### The problem
Copy out the lines that have "guests" in them.

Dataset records

==*==

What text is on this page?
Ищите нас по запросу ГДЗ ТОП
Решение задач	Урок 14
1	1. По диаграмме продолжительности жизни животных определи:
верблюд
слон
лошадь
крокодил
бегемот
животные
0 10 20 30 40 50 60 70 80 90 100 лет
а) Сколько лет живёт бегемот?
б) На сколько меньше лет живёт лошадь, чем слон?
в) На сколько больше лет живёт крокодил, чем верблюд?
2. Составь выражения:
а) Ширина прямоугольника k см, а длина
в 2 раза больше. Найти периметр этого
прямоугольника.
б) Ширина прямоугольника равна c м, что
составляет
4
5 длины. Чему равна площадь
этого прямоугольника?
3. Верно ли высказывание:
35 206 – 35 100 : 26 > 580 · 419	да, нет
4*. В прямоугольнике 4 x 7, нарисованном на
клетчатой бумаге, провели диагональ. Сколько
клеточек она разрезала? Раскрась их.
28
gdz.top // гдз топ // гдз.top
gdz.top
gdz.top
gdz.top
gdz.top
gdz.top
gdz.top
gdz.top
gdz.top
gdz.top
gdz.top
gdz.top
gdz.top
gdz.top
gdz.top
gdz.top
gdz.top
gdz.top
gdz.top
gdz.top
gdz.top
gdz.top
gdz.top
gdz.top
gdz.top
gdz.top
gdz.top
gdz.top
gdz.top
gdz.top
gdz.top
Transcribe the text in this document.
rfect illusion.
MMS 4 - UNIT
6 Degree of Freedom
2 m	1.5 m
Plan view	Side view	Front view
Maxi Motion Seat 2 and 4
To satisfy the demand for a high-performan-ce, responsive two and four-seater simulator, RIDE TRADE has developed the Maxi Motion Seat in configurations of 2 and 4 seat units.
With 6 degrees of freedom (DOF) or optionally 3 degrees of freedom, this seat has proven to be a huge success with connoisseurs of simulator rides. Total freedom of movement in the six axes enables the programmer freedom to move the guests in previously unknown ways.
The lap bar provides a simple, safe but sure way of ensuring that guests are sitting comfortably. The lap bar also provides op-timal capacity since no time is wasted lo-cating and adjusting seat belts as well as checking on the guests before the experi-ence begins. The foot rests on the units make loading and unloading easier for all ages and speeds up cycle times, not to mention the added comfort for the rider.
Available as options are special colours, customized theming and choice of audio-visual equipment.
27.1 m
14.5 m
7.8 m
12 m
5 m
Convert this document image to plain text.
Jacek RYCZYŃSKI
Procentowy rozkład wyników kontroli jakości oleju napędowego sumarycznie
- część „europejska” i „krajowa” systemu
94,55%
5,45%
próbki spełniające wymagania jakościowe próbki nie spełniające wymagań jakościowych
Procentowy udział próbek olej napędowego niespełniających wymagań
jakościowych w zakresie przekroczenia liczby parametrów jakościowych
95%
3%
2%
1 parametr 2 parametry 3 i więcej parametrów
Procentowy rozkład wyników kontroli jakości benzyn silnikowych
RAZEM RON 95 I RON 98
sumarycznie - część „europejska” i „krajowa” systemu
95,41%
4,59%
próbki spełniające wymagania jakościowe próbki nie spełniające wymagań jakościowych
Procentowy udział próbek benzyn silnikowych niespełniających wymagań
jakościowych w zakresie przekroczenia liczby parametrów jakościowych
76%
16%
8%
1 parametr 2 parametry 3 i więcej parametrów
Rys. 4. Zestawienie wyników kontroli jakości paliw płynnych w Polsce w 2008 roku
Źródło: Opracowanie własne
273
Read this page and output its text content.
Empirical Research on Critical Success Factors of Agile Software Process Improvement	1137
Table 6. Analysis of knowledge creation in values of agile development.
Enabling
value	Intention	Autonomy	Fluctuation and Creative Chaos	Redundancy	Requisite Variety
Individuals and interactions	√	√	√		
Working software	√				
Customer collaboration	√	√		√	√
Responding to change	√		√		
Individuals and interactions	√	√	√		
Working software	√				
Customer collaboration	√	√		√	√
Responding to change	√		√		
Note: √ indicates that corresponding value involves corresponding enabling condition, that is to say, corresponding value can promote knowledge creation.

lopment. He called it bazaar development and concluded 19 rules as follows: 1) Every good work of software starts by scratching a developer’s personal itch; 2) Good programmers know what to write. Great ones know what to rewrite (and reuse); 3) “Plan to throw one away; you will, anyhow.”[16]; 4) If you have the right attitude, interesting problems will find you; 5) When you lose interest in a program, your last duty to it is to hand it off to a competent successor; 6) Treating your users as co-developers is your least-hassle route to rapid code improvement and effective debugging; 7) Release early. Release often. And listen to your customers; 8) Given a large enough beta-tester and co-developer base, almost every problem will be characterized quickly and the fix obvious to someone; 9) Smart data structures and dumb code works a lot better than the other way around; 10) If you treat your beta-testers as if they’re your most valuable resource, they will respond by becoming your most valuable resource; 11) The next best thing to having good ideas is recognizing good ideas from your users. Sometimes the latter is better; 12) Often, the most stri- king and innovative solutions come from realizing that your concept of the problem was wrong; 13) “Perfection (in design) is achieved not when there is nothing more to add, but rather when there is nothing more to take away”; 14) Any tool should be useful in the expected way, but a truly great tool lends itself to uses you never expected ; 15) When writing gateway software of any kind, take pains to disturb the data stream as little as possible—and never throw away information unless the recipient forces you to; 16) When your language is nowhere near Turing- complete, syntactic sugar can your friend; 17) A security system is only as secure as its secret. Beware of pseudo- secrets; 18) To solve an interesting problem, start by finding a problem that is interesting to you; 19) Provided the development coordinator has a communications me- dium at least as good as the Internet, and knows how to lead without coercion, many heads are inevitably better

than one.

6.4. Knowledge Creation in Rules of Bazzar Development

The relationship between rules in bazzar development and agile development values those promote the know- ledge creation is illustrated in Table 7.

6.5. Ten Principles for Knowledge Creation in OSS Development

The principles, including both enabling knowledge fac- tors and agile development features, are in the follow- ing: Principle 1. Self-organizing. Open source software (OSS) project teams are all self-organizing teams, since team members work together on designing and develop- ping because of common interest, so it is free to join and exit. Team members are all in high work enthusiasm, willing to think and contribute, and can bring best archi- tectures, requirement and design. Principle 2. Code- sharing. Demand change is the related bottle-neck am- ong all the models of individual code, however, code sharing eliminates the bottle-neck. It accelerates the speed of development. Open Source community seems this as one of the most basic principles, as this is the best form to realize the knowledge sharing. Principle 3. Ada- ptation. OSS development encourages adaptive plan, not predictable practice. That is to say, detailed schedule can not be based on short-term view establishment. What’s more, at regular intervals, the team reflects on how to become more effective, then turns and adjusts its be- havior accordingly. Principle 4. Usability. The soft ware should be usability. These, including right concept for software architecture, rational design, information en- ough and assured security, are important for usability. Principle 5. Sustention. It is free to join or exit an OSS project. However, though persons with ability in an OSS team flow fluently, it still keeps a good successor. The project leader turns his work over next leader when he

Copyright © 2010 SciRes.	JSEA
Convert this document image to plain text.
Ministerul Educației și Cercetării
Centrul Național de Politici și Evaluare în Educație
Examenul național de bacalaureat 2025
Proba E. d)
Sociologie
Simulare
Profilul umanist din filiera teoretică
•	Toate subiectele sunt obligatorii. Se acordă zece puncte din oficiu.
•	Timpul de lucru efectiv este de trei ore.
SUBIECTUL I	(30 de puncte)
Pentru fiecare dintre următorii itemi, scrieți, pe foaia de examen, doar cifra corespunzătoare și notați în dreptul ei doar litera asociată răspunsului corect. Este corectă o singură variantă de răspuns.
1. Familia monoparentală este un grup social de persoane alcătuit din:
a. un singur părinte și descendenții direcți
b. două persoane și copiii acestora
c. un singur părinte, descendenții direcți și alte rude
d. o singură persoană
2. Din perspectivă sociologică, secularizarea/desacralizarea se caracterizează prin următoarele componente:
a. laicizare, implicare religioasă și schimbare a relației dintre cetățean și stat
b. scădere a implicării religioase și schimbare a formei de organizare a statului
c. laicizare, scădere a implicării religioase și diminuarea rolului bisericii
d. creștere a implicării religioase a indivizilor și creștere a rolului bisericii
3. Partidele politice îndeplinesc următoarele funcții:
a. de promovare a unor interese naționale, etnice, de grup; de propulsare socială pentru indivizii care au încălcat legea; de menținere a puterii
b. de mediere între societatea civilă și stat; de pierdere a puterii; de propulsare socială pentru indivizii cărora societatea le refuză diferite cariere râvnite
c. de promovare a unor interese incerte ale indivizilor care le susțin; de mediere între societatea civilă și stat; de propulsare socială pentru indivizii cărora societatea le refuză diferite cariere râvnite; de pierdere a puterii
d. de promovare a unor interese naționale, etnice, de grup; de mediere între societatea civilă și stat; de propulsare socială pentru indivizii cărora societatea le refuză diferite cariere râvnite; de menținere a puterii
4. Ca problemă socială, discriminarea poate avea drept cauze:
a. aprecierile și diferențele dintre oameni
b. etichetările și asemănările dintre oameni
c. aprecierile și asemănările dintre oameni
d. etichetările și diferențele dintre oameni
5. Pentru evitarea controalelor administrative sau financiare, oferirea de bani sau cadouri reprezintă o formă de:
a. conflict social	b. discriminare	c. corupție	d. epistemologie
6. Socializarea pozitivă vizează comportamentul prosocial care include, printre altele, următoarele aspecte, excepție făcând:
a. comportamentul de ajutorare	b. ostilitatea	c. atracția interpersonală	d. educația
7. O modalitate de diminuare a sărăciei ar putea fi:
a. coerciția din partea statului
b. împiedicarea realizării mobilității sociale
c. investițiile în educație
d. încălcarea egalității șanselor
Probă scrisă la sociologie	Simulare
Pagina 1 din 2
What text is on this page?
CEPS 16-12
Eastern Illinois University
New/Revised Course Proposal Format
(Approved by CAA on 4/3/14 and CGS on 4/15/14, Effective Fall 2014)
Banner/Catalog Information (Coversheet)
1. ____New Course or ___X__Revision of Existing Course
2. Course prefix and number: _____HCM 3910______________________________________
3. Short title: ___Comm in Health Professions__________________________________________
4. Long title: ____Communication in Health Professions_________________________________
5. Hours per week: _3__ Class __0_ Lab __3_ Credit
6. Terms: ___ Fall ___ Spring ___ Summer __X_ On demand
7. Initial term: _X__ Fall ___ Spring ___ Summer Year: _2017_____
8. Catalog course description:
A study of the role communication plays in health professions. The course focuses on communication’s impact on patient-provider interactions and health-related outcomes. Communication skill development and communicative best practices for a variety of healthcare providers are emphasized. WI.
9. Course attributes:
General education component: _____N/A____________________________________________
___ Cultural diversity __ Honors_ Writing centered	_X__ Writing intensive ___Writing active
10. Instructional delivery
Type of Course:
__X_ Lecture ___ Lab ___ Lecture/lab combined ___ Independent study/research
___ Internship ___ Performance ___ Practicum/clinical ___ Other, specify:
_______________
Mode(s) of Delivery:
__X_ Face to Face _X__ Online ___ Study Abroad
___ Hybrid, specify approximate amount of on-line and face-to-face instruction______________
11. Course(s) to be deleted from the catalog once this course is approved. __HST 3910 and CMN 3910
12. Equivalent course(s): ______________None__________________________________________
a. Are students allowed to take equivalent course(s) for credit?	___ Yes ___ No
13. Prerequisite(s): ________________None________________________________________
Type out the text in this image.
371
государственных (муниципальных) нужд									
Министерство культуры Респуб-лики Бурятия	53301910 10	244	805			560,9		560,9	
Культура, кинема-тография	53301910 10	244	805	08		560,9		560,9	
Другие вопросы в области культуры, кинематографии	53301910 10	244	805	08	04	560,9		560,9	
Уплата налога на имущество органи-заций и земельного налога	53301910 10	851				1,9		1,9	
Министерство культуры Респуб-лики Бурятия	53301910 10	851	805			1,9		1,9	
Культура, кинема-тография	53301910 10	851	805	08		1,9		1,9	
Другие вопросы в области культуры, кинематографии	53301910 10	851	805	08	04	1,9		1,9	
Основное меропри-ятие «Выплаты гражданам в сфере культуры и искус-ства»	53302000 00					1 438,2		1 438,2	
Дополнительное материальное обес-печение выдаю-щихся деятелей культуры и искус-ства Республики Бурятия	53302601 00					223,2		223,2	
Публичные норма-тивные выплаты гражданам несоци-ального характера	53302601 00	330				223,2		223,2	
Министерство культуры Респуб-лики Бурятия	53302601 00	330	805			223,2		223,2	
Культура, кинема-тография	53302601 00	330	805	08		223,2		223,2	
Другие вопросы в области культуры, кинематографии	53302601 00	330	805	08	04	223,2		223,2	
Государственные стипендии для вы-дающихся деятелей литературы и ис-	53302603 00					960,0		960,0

==*==

### Response to this exercise
With 6 degrees of freedom (DOF) or optionally 3 degrees of freedom, this seat has proven to be a huge success with connoisseurs of simulator rides. Total freedom of movement in the six axes enables the programmer freedom to move the guests in previously unknown ways.
The lap bar provides a simple, safe but sure way of ensuring that guests are sitting comfortably. The lap bar also provides op-timal capacity since no time is wasted lo-cating and adjusting seat belts as well as checking on the guests before the experi-ence begins. The foot rests on the units make loading and unloading easier for all ages and speeds up cycle times, not to mention the added comfort for the rider.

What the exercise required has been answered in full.